- Requirement
Wherever a line holds the string "page", copy that line.
** START OF Material supplied **
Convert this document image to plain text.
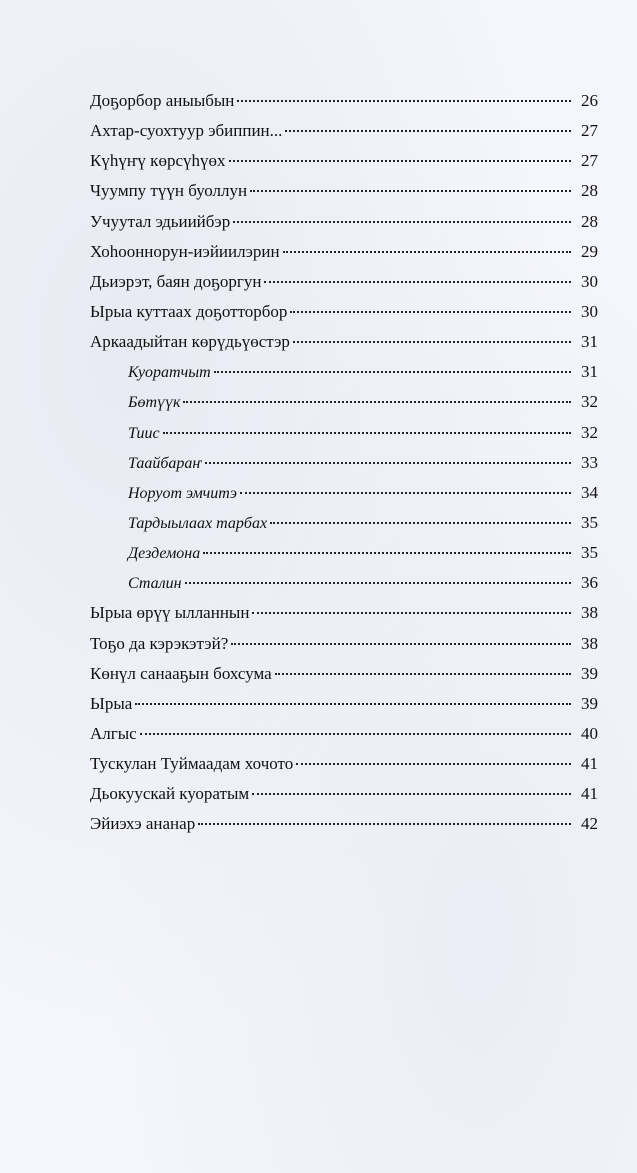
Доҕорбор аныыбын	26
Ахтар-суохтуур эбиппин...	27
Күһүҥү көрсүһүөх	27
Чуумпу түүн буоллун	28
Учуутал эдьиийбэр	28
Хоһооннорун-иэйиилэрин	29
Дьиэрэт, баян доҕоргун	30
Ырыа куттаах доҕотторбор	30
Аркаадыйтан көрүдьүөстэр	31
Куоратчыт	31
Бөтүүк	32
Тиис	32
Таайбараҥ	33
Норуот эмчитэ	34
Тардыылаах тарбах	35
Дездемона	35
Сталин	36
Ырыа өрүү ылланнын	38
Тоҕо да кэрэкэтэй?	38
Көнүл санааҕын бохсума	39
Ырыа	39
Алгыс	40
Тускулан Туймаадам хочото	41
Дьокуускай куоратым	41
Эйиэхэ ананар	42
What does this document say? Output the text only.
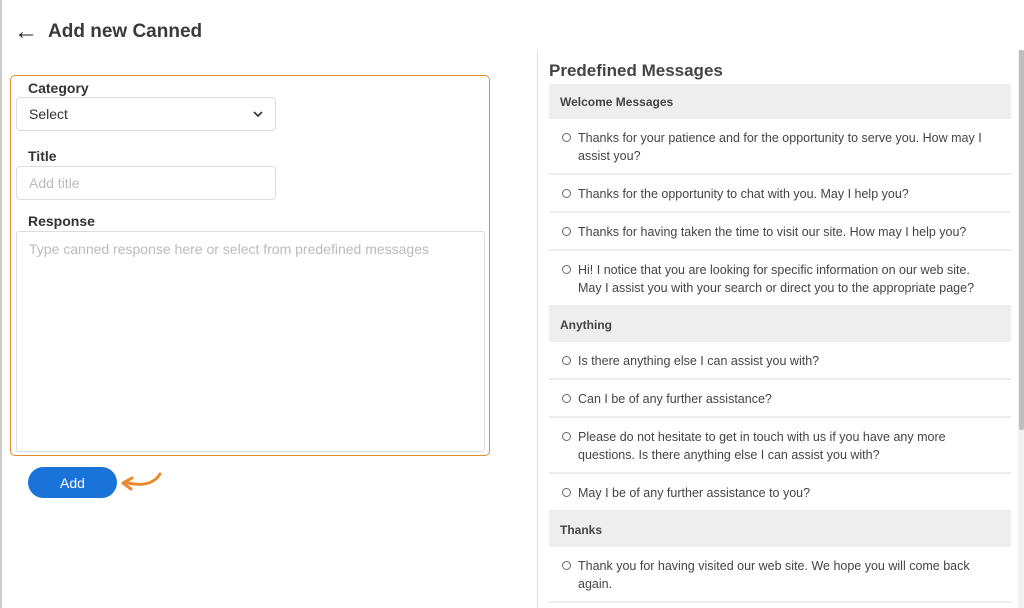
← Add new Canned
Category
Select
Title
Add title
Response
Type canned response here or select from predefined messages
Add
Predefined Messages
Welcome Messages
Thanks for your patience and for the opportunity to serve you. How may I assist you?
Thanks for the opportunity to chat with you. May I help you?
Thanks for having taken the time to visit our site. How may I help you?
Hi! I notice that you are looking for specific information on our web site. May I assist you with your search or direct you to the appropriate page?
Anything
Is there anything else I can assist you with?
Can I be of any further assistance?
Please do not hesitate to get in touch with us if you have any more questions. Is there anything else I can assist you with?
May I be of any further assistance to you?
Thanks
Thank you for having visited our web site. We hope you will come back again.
** END OF Material supplied **
** START OF Material supplied **
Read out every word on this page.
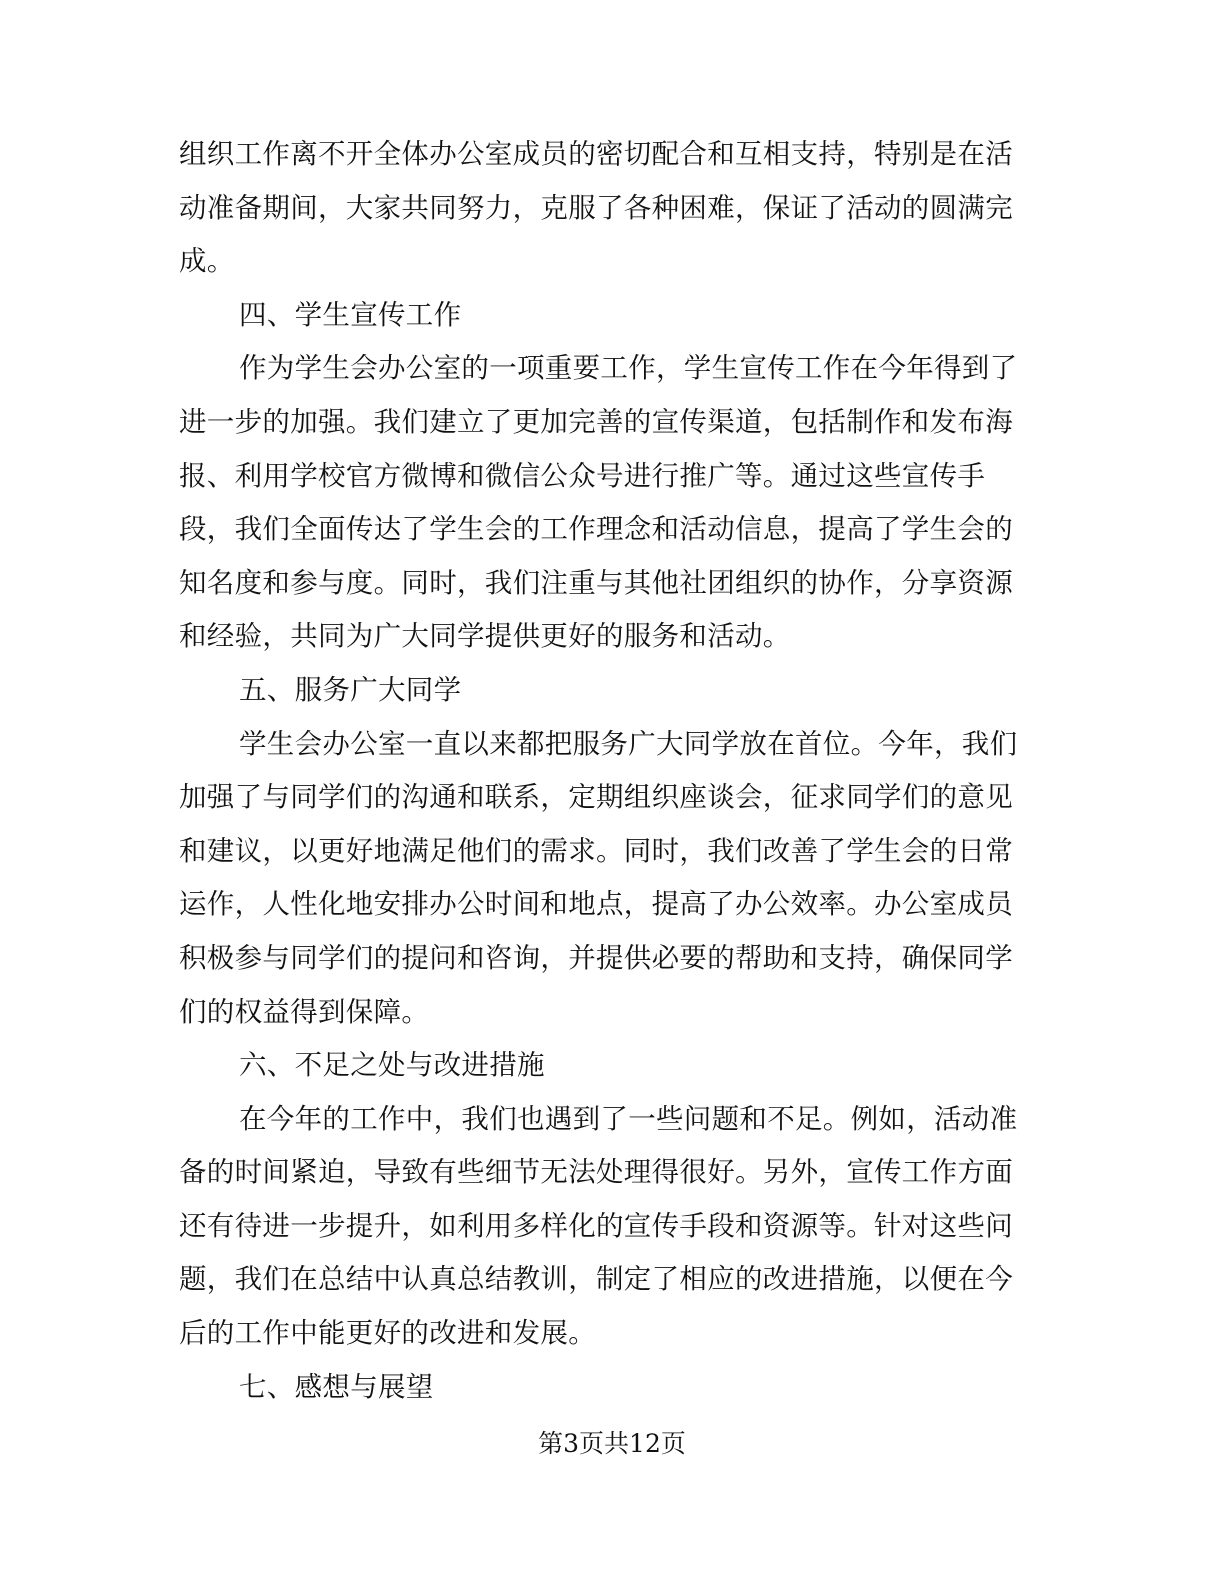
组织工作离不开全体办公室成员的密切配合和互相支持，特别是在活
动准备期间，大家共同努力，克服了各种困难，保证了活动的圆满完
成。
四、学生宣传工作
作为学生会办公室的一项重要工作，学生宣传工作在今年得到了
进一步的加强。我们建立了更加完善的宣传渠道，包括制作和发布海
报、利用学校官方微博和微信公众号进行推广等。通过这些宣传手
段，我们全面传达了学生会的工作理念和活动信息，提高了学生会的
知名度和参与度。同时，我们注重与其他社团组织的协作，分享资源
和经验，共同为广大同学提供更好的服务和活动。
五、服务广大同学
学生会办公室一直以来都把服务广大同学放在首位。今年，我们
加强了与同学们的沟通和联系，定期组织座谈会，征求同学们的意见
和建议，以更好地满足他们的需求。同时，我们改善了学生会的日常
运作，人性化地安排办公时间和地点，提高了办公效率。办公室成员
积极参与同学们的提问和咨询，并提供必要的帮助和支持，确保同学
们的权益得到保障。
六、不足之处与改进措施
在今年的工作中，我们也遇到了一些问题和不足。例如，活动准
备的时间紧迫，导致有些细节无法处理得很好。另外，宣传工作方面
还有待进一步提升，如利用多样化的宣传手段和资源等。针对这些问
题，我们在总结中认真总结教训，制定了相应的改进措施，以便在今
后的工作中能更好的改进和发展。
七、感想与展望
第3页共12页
** END OF Material supplied **
- Solved problem
Hi! I notice that you are looking for specific information on our web site. May I assist you with your search or direct you to the appropriate page?
Read out every word on this page.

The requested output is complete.